━━ Texte
MICHAELS : DIVERSITÉ CONTRE ÉGALITÉ

Publié le par alain laurent-faucon



« À la télévision comme dans les entreprises, au Parti socialiste comme à l'Élysée, à Sciences Po comme à l'armée résonne un nouveau mot d'ordre : Vive la diversité !

« Avec l'élection de Barack Obama, le bruissement s'est changé en clameur. Désormais, chacun devrait se mobiliser pour que les femmes et les « minorités visibles » occupent la place qui leur revient au sein des élites. Mais une société dont les classes dirigeantes reflètent la diversité a-t-elle vraiment progressé sur le chemin de la justice sociale ?

« À cette question jamais posée, Walter Benn Michaels - professeur de littérature à l'université de l'Illinois à Chicago - répond par la négative. La promotion incessante de la diversité et la célébration des « identités culturelles » permettent au mieux, selon lui, de diversifier la couleur de peau et le sexe des maîtres. Sans remettre en cause la domination qui traverse toutes les autres : celle des riches sur les pauvres.

« À l'aide d'exemples tirés de la littérature, de l'histoire et de l'actualité, le livre de Walter Benn Michaels montre comment la question sociale se trouve désamorcée lorsqu'elle est reformulée en termes ethnico-culturels. Plus fondamentalement, il s'interroge sur l'objectif d'une politique de gauche : s'agit-il de répartir les inégalités sans discrimination d'origine et de sexe, ou de les supprimer ? »
━━━━
━━ Extrait de données
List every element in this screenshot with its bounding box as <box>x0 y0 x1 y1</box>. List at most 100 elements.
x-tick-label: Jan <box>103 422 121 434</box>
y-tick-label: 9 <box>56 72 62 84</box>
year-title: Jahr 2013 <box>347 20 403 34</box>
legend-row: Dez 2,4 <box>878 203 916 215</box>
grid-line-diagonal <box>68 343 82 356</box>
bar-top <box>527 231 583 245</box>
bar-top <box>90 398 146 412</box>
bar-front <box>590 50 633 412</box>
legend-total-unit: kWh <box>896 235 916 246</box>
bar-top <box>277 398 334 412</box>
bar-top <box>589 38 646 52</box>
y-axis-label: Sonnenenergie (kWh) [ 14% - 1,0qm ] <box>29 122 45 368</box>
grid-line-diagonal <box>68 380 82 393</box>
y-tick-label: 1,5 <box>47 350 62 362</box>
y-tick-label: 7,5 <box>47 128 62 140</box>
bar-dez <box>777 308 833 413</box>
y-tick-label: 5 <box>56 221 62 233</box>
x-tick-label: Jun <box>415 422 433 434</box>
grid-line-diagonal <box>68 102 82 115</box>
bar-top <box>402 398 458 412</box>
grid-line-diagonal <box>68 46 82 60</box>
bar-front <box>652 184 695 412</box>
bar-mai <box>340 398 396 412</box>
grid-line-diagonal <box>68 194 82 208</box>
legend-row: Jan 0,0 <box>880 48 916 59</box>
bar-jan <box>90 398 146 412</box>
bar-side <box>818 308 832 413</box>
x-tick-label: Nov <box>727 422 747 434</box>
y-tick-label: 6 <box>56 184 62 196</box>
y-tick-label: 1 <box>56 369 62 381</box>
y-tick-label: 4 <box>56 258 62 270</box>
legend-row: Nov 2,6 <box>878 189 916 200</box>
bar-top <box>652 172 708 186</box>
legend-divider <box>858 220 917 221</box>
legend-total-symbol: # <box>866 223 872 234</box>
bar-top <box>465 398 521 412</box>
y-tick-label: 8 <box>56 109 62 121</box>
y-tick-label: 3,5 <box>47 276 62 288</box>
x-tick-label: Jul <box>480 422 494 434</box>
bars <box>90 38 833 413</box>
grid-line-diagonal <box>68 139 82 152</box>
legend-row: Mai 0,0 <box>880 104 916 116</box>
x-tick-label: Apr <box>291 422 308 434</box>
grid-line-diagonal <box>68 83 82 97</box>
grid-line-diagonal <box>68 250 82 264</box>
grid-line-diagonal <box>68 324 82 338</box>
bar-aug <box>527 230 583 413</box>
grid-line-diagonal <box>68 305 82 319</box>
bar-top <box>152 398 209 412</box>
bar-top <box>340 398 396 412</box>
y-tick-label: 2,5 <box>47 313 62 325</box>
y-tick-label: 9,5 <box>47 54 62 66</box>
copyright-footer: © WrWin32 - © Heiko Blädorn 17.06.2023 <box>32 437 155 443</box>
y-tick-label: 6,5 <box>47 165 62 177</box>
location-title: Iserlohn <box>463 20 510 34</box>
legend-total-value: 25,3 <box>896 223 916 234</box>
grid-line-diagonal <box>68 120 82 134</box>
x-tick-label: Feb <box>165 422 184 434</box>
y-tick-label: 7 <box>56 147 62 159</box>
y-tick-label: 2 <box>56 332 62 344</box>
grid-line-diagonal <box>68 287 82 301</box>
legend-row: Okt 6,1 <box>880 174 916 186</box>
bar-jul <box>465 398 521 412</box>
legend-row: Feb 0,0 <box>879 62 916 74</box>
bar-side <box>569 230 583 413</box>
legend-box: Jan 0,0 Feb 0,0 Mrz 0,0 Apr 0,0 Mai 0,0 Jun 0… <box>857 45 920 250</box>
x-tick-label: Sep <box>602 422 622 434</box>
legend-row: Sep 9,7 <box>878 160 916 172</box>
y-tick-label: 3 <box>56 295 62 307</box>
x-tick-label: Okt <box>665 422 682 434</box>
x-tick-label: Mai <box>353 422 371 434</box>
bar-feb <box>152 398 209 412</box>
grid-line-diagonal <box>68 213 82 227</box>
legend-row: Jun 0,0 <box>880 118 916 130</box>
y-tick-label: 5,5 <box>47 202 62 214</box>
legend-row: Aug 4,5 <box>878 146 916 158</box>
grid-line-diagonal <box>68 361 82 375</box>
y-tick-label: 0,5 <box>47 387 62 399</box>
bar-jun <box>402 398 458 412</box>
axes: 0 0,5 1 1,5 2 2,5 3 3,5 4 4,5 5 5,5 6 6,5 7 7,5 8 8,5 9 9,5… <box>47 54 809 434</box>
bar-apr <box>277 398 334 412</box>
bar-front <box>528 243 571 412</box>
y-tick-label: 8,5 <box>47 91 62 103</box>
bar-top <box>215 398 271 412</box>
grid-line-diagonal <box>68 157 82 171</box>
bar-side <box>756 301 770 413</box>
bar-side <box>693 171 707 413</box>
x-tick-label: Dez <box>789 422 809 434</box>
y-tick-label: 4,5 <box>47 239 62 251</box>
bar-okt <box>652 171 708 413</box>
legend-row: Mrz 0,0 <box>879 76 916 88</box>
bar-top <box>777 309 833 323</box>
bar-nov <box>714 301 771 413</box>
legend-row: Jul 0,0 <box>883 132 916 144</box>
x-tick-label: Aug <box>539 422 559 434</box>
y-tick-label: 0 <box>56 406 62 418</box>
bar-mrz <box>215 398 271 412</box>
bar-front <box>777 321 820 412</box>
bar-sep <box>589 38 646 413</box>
━━━━
◆ Consignes
1 - Répondez aux questions suivantes à partir du texte.
(a) Quel événement a changé le bruissement en clameur ?
(b) Où Walter Benn Michaels enseigne-t-il la littérature ?
(c) De quels domaines sont tirés les exemples du livre ?
2 - D'après le texte, pourquoi Walter Benn Michaels répond-il par la négative à la question de savoir si une élite plus diverse marque un progrès vers la justice sociale ?
3 - Recopiez le passage du texte commençant par « MICHAELS : DIVERSITÉ » et se terminant par « Vive la diversité ! ».
Appuyez-vous uniquement sur le texte pour répondre.

◆ Réponses
1 -
(a) L'élection de Barack Obama.
(b) À l'université de l'Illinois à Chicago.
(c) De la littérature, de l'histoire et de l'actualité.

2 - Selon lui, la promotion de la diversité et la célébration des « identités culturelles » permettent au mieux de diversifier la couleur de peau et le sexe des maîtres. Elles ne remettent pas en cause la domination des riches sur les pauvres.

3 -
MICHAELS : DIVERSITÉ CONTRE ÉGALITÉ

Publié le par alain laurent-faucon



« À la télévision comme dans les entreprises, au Parti socialiste comme à l'Élysée, à Sciences Po comme à l'armée résonne un nouveau mot d'ordre : Vive la diversité !